_Working data_.

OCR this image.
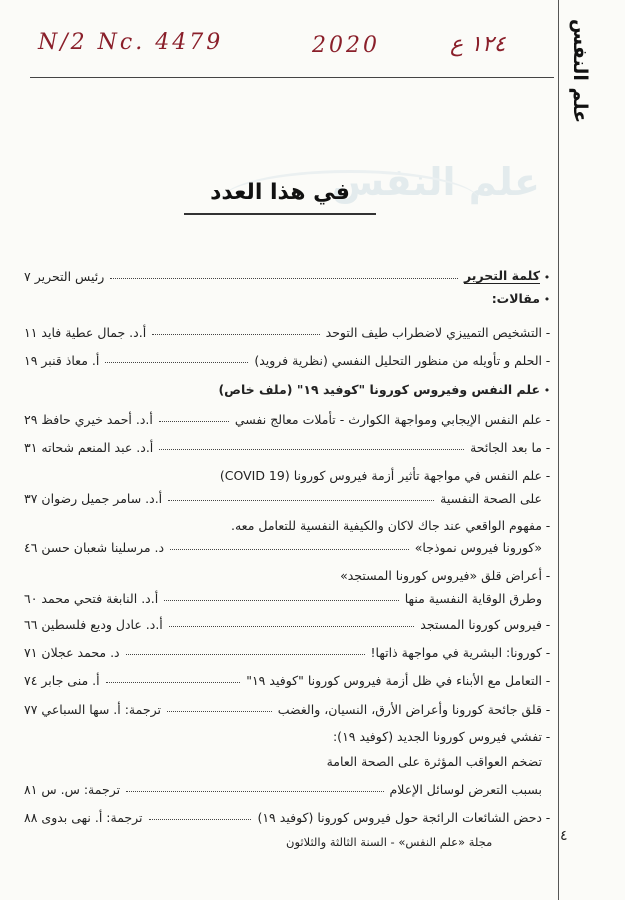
علم النفس
N/2 Nc. 4479	2020	١٢٤ ع
علم النفس
في هذا العدد
•
كلمة التحرير
رئيس التحرير ٧
•
مقالات:
-
التشخيص التمييزي لاضطراب طيف التوحد
أ.د. جمال عطية فايد ١١
-
الحلم و تأويله من منظور التحليل النفسي (نظرية فرويد)
أ. معاذ قنبر ١٩
•
علم النفس وفيروس كورونا "كوفيد ١٩" (ملف خاص)
-
علم النفس الإيجابي ومواجهة الكوارث - تأملات معالج نفسي
أ.د. أحمد خيري حافظ ٢٩
-
ما بعد الجائحة
أ.د. عبد المنعم شحاته ٣١
-
علم النفس في مواجهة تأثير أزمة فيروس كورونا (COVID 19)
على الصحة النفسية
أ.د. سامر جميل رضوان ٣٧
-
مفهوم الواقعي عند جاك لاكان والكيفية النفسية للتعامل معه.
«كورونا فيروس نموذجا»
د. مرسلينا شعبان حسن ٤٦
-
أعراض قلق «فيروس كورونا المستجد»
وطرق الوقاية النفسية منها
أ.د. النابغة فتحي محمد ٦٠
-
فيروس كورونا المستجد
أ.د. عادل وديع فلسطين ٦٦
-
كورونا: البشرية في مواجهة ذاتها!
د. محمد عجلان ٧١
-
التعامل مع الأبناء في ظل أزمة فيروس كورونا "كوفيد ١٩"
أ. منى جابر ٧٤
-
قلق جائحة كورونا وأعراض الأرق، النسيان، والغضب
ترجمة: أ. سها السباعي ٧٧
-
تفشي فيروس كورونا الجديد (كوفيد ١٩):
تضخم العواقب المؤثرة على الصحة العامة
بسبب التعرض لوسائل الإعلام
ترجمة: س. س ٨١
-
دحض الشائعات الرائجة حول فيروس كورونا (كوفيد ١٩)
ترجمة: أ. نهى بدوى ٨٨
٤
مجلة «علم النفس» - السنة الثالثة والثلاثون
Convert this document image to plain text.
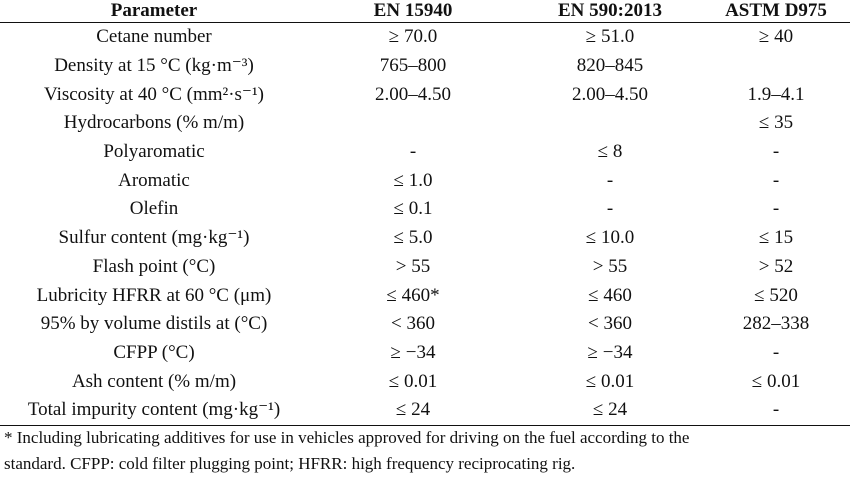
Parameter	EN 15940	EN 590:2013	ASTM D975
Cetane number	≥ 70.0	≥ 51.0	≥ 40
Density at 15 °C (kg·m⁻³)	765–800	820–845	
Viscosity at 40 °C (mm²·s⁻¹)	2.00–4.50	2.00–4.50	1.9–4.1
Hydrocarbons (% m/m)			≤ 35
Polyaromatic	-	≤ 8	-
Aromatic	≤ 1.0	-	-
Olefin	≤ 0.1	-	-
Sulfur content (mg·kg⁻¹)	≤ 5.0	≤ 10.0	≤ 15
Flash point (°C)	> 55	> 55	> 52
Lubricity HFRR at 60 °C (μm)	≤ 460*	≤ 460	≤ 520
95% by volume distils at (°C)	< 360	< 360	282–338
CFPP (°C)	≥ −34	≥ −34	-
Ash content (% m/m)	≤ 0.01	≤ 0.01	≤ 0.01
Total impurity content (mg·kg⁻¹)	≤ 24	≤ 24	-
* Including lubricating additives for use in vehicles approved for driving on the fuel according to the
standard. CFPP: cold filter plugging point; HFRR: high frequency reciprocating rig.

_Exercise directions_. Identify the lines of the entries containing the string "كوفيد". Copy each such line.

_Answer to this problem_.
علم النفس وفيروس كورونا "كوفيد ١٩" (ملف خاص)
التعامل مع الأبناء في ظل أزمة فيروس كورونا "كوفيد ١٩"
تفشي فيروس كورونا الجديد (كوفيد ١٩):
دحض الشائعات الرائجة حول فيروس كورونا (كوفيد ١٩)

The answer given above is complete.